Task to carry out ::
Reproduce the entire listing word for word.

[Figure content listings]
_____

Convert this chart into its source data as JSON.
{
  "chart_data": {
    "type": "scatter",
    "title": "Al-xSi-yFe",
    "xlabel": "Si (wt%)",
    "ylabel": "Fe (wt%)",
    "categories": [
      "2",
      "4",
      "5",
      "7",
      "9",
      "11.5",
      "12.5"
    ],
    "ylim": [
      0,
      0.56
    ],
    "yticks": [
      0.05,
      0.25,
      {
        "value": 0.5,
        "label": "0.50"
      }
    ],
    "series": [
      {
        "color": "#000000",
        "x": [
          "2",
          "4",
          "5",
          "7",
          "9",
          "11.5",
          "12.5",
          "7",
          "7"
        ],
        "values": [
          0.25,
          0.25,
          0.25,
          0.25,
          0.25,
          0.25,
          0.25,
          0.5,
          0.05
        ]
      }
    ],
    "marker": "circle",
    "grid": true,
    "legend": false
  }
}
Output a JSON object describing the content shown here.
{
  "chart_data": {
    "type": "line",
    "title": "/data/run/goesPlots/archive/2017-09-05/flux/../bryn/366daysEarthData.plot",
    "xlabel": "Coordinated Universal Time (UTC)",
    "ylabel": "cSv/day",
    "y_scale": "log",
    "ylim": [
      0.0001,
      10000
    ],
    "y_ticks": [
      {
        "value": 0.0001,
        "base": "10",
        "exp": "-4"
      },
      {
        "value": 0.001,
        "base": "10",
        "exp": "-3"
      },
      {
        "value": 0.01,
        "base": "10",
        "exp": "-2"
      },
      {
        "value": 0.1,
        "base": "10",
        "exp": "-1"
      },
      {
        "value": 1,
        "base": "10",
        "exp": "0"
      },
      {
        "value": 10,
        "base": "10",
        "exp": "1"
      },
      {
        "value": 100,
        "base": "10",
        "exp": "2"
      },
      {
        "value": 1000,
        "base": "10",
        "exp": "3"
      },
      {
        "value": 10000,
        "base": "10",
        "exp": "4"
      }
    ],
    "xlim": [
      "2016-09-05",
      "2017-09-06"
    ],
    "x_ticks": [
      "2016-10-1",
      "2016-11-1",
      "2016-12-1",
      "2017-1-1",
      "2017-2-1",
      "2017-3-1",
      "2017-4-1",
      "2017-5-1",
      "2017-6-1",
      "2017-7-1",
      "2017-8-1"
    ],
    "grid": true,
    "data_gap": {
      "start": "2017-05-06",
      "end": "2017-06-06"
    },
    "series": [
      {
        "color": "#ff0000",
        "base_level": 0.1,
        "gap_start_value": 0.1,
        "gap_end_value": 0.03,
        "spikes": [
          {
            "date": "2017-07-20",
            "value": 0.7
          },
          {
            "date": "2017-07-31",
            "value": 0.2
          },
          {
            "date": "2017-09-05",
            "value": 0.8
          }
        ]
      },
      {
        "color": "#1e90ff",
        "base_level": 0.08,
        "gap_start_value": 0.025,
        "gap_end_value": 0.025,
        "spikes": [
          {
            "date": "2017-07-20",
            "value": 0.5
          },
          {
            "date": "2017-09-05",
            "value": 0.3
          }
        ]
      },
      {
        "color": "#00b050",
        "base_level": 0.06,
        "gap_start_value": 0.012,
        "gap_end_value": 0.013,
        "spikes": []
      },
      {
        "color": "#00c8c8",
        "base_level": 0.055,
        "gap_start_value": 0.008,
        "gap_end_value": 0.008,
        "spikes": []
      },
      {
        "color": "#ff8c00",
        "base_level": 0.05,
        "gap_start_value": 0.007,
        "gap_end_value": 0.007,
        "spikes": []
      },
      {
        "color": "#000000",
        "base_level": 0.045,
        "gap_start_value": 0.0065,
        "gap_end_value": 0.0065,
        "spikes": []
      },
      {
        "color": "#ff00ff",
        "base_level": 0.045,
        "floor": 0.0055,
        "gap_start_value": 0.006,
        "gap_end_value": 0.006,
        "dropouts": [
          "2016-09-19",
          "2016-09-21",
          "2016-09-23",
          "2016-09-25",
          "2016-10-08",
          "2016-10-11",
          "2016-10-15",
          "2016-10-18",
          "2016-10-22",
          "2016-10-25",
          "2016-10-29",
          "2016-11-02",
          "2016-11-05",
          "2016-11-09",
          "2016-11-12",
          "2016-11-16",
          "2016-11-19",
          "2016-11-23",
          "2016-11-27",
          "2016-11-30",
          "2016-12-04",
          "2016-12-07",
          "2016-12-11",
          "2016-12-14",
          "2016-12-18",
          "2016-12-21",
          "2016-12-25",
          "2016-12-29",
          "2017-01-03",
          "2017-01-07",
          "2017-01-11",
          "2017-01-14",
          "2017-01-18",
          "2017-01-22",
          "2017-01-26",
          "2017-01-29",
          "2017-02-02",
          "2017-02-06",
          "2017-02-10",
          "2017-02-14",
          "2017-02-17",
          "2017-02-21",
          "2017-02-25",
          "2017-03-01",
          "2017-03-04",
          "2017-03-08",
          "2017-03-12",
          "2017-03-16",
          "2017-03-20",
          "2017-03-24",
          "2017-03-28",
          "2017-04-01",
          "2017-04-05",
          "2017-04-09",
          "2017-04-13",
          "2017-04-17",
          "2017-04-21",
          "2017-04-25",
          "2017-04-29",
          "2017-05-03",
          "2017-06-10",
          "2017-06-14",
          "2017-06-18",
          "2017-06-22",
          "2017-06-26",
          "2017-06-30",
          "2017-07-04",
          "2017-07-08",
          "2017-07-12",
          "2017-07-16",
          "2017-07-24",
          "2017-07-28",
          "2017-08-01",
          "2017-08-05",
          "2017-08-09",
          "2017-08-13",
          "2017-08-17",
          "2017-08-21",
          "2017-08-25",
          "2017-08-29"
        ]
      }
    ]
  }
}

_____

The response ::
Convert this chart into its source data as JSON.
{
  "chart_data": {
    "type": "scatter",
    "title": "Al-xSi-yFe",
    "xlabel": "Si (wt%)",
    "ylabel": "Fe (wt%)",
    "categories": [
      "2",
      "4",
      "5",
      "7",
      "9",
      "11.5",
      "12.5"
    ],
    "ylim": [
      0,
      0.56
    ],
    "yticks": [
      0.05,
      0.25,
      {
        "value": 0.5,
        "label": "0.50"
      }
    ],
    "series": [
      {
        "color": "#000000",
        "x": [
          "2",
          "4",
          "5",
          "7",
          "9",
          "11.5",
          "12.5",
          "7",
          "7"
        ],
        "values": [
          0.25,
          0.25,
          0.25,
          0.25,
          0.25,
          0.25,
          0.25,
          0.5,
          0.05
        ]
      }
    ],
    "marker": "circle",
    "grid": true,
    "legend": false
  }
}
Output a JSON object describing the content shown here.
{
  "chart_data": {
    "type": "line",
    "title": "/data/run/goesPlots/archive/2017-09-05/flux/../bryn/366daysEarthData.plot",
    "xlabel": "Coordinated Universal Time (UTC)",
    "ylabel": "cSv/day",
    "y_scale": "log",
    "ylim": [
      0.0001,
      10000
    ],
    "y_ticks": [
      {
        "value": 0.0001,
        "base": "10",
        "exp": "-4"
      },
      {
        "value": 0.001,
        "base": "10",
        "exp": "-3"
      },
      {
        "value": 0.01,
        "base": "10",
        "exp": "-2"
      },
      {
        "value": 0.1,
        "base": "10",
        "exp": "-1"
      },
      {
        "value": 1,
        "base": "10",
        "exp": "0"
      },
      {
        "value": 10,
        "base": "10",
        "exp": "1"
      },
      {
        "value": 100,
        "base": "10",
        "exp": "2"
      },
      {
        "value": 1000,
        "base": "10",
        "exp": "3"
      },
      {
        "value": 10000,
        "base": "10",
        "exp": "4"
      }
    ],
    "xlim": [
      "2016-09-05",
      "2017-09-06"
    ],
    "x_ticks": [
      "2016-10-1",
      "2016-11-1",
      "2016-12-1",
      "2017-1-1",
      "2017-2-1",
      "2017-3-1",
      "2017-4-1",
      "2017-5-1",
      "2017-6-1",
      "2017-7-1",
      "2017-8-1"
    ],
    "grid": true,
    "data_gap": {
      "start": "2017-05-06",
      "end": "2017-06-06"
    },
    "series": [
      {
        "color": "#ff0000",
        "base_level": 0.1,
        "gap_start_value": 0.1,
        "gap_end_value": 0.03,
        "spikes": [
          {
            "date": "2017-07-20",
            "value": 0.7
          },
          {
            "date": "2017-07-31",
            "value": 0.2
          },
          {
            "date": "2017-09-05",
            "value": 0.8
          }
        ]
      },
      {
        "color": "#1e90ff",
        "base_level": 0.08,
        "gap_start_value": 0.025,
        "gap_end_value": 0.025,
        "spikes": [
          {
            "date": "2017-07-20",
            "value": 0.5
          },
          {
            "date": "2017-09-05",
            "value": 0.3
          }
        ]
      },
      {
        "color": "#00b050",
        "base_level": 0.06,
        "gap_start_value": 0.012,
        "gap_end_value": 0.013,
        "spikes": []
      },
      {
        "color": "#00c8c8",
        "base_level": 0.055,
        "gap_start_value": 0.008,
        "gap_end_value": 0.008,
        "spikes": []
      },
      {
        "color": "#ff8c00",
        "base_level": 0.05,
        "gap_start_value": 0.007,
        "gap_end_value": 0.007,
        "spikes": []
      },
      {
        "color": "#000000",
        "base_level": 0.045,
        "gap_start_value": 0.0065,
        "gap_end_value": 0.0065,
        "spikes": []
      },
      {
        "color": "#ff00ff",
        "base_level": 0.045,
        "floor": 0.0055,
        "gap_start_value": 0.006,
        "gap_end_value": 0.006,
        "dropouts": [
          "2016-09-19",
          "2016-09-21",
          "2016-09-23",
          "2016-09-25",
          "2016-10-08",
          "2016-10-11",
          "2016-10-15",
          "2016-10-18",
          "2016-10-22",
          "2016-10-25",
          "2016-10-29",
          "2016-11-02",
          "2016-11-05",
          "2016-11-09",
          "2016-11-12",
          "2016-11-16",
          "2016-11-19",
          "2016-11-23",
          "2016-11-27",
          "2016-11-30",
          "2016-12-04",
          "2016-12-07",
          "2016-12-11",
          "2016-12-14",
          "2016-12-18",
          "2016-12-21",
          "2016-12-25",
          "2016-12-29",
          "2017-01-03",
          "2017-01-07",
          "2017-01-11",
          "2017-01-14",
          "2017-01-18",
          "2017-01-22",
          "2017-01-26",
          "2017-01-29",
          "2017-02-02",
          "2017-02-06",
          "2017-02-10",
          "2017-02-14",
          "2017-02-17",
          "2017-02-21",
          "2017-02-25",
          "2017-03-01",
          "2017-03-04",
          "2017-03-08",
          "2017-03-12",
          "2017-03-16",
          "2017-03-20",
          "2017-03-24",
          "2017-03-28",
          "2017-04-01",
          "2017-04-05",
          "2017-04-09",
          "2017-04-13",
          "2017-04-17",
          "2017-04-21",
          "2017-04-25",
          "2017-04-29",
          "2017-05-03",
          "2017-06-10",
          "2017-06-14",
          "2017-06-18",
          "2017-06-22",
          "2017-06-26",
          "2017-06-30",
          "2017-07-04",
          "2017-07-08",
          "2017-07-12",
          "2017-07-16",
          "2017-07-24",
          "2017-07-28",
          "2017-08-01",
          "2017-08-05",
          "2017-08-09",
          "2017-08-13",
          "2017-08-17",
          "2017-08-21",
          "2017-08-25",
          "2017-08-29"
        ]
      }
    ]
  }
}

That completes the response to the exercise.